• _Record list_:

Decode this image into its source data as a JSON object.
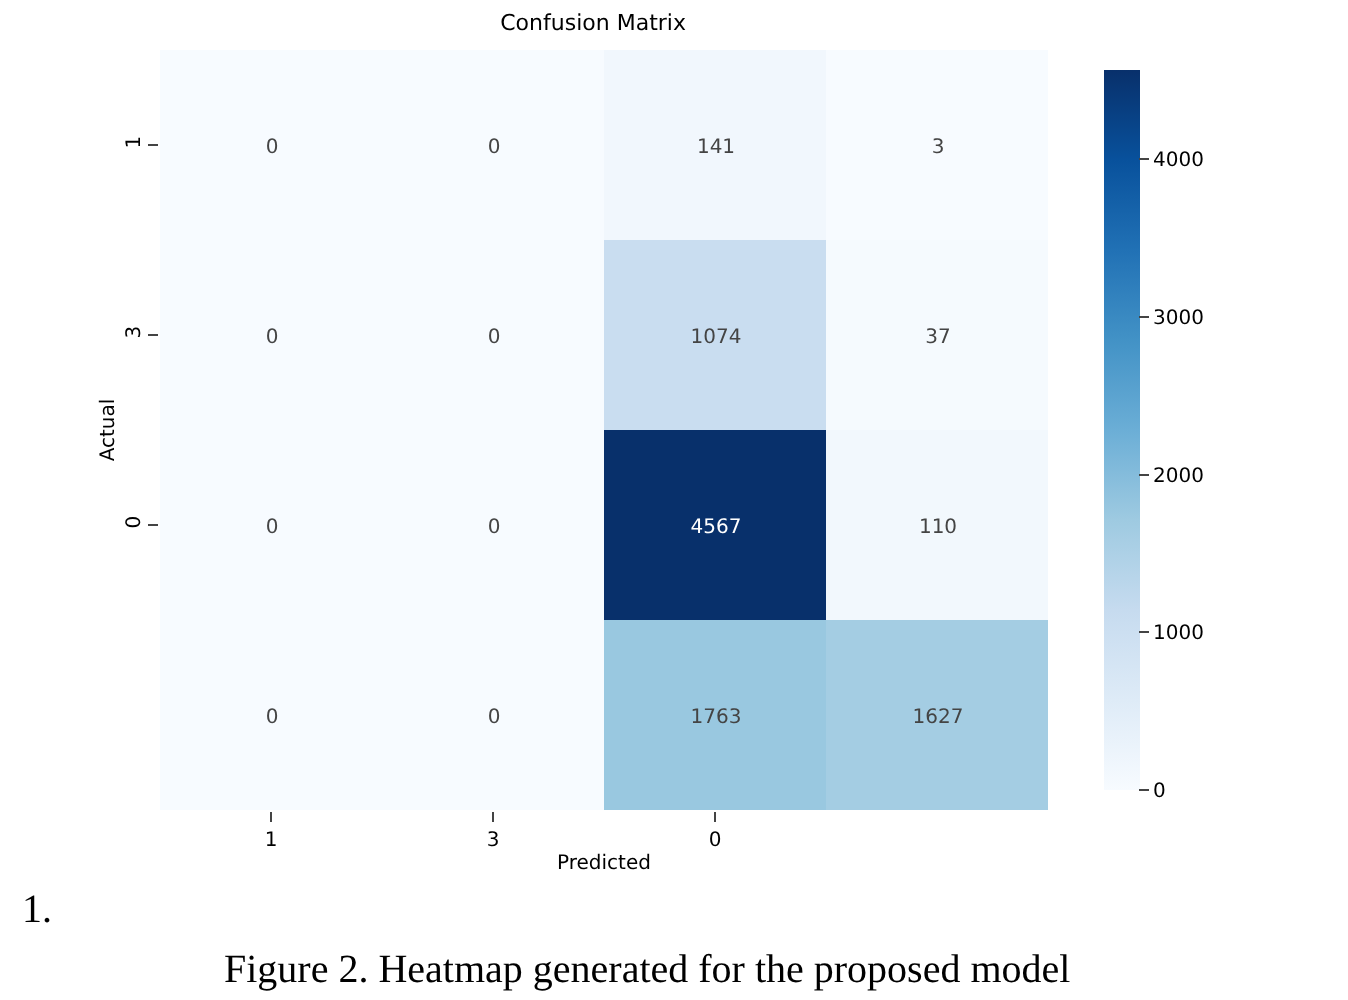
{
  "chart_data": {
    "type": "heatmap",
    "title": "Confusion Matrix",
    "xlabel": "Predicted",
    "ylabel": "Actual",
    "categories": [
      "1",
      "3",
      "0",
      null
    ],
    "y_categories": [
      "1",
      "3",
      "0",
      null
    ],
    "cells": [
      [
        0,
        0,
        141,
        3
      ],
      [
        0,
        0,
        1074,
        37
      ],
      [
        0,
        0,
        4567,
        110
      ],
      [
        0,
        0,
        1763,
        1627
      ]
    ],
    "data_labels": true,
    "clim": [
      0,
      4567
    ],
    "cticks": [
      0,
      1000,
      2000,
      3000,
      4000
    ],
    "annotations": [
      "1.",
      "Figure 2. Heatmap generated for the proposed model"
    ]
  }
}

• _Job_: Omit all pictures while transcribing the entries verbatim.

• _Written answer_:
Decode this image into its source data as a JSON object.
{
  "chart_data": {
    "type": "heatmap",
    "title": "Confusion Matrix",
    "xlabel": "Predicted",
    "ylabel": "Actual",
    "categories": [
      "1",
      "3",
      "0",
      null
    ],
    "y_categories": [
      "1",
      "3",
      "0",
      null
    ],
    "cells": [
      [
        0,
        0,
        141,
        3
      ],
      [
        0,
        0,
        1074,
        37
      ],
      [
        0,
        0,
        4567,
        110
      ],
      [
        0,
        0,
        1763,
        1627
      ]
    ],
    "data_labels": true,
    "clim": [
      0,
      4567
    ],
    "cticks": [
      0,
      1000,
      2000,
      3000,
      4000
    ],
    "annotations": [
      "1.",
      "Figure 2. Heatmap generated for the proposed model"
    ]
  }
}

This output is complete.